[Problem requirements]: Count every line in the data that contains the word "children", then report that number alone.

Page transcription entries:
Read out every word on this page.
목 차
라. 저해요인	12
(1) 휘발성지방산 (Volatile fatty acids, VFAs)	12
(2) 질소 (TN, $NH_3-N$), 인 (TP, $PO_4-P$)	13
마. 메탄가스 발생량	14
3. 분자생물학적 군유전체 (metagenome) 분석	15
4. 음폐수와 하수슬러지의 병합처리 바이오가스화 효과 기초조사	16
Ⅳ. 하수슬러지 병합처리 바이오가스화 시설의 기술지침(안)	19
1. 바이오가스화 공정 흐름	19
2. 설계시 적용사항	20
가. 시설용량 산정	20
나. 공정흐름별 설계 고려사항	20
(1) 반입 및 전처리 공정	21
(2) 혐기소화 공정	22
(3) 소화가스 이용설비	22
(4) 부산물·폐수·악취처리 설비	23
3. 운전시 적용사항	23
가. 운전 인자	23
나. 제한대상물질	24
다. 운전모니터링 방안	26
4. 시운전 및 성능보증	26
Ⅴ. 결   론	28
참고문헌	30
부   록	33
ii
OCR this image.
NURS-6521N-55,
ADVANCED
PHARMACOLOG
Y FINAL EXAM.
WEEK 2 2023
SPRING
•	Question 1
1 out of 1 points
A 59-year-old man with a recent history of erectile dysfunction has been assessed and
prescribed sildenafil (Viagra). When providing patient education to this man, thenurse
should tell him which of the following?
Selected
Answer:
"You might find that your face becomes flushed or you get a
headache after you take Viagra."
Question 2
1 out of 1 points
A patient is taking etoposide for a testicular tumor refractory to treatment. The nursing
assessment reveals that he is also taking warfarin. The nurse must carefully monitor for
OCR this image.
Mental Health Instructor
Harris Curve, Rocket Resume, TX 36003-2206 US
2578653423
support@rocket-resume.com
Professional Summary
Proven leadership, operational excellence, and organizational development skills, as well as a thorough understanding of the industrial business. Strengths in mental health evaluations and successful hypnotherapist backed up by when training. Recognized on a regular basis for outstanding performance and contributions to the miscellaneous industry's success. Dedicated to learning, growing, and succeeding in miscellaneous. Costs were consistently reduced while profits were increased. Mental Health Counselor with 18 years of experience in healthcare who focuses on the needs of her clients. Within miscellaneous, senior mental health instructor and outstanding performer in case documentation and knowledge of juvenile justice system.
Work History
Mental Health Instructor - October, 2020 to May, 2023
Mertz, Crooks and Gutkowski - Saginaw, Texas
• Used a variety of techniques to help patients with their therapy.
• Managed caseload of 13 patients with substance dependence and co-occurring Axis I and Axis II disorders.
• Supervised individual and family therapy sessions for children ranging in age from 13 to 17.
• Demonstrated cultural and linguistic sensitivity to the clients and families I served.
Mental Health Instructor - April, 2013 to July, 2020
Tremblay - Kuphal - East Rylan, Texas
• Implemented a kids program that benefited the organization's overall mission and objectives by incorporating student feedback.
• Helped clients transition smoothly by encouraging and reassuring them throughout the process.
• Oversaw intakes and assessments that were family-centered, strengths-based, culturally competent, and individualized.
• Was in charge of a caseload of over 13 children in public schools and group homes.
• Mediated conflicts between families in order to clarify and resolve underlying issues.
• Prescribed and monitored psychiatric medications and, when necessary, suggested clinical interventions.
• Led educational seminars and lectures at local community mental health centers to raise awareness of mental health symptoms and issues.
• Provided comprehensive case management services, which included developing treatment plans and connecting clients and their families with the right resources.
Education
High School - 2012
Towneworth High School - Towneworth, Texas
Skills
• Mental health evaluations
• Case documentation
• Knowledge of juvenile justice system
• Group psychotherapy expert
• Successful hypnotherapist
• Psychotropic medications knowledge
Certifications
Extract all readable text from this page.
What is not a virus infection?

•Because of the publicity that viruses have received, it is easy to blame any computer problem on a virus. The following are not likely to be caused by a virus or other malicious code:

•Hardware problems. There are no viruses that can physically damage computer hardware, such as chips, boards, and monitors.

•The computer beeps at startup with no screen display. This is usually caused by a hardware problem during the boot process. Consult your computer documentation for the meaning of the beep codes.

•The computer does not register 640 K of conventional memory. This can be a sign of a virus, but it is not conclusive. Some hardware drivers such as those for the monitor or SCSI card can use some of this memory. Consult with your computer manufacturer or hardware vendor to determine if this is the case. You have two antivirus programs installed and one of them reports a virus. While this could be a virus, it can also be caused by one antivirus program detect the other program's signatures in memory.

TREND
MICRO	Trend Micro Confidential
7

[Problem solution]: 2